GOAL
Copy, in full, each line of the material that holds the word "What".

PROVIDED DATA
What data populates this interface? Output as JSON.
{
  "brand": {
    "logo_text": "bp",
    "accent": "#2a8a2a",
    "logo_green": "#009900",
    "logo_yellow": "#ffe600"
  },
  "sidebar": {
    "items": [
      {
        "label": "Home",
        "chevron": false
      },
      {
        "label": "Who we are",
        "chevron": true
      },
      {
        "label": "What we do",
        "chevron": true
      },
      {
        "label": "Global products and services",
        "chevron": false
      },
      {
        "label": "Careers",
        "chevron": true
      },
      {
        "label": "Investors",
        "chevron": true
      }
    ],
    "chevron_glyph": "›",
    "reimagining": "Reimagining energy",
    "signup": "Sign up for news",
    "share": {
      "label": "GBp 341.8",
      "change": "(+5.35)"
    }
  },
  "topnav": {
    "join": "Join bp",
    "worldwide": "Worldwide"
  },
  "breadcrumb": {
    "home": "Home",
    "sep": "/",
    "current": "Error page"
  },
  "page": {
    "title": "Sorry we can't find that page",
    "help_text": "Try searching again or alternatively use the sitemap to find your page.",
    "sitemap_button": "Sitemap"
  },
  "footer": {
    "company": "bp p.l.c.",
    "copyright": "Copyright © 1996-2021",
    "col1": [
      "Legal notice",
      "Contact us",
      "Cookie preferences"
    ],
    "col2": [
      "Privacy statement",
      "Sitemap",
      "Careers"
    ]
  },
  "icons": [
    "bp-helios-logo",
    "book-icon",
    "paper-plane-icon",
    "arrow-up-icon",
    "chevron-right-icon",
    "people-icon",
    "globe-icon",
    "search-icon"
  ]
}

TASK RESPONSE
What data populates this interface? Output as JSON.
        "label": "What we do",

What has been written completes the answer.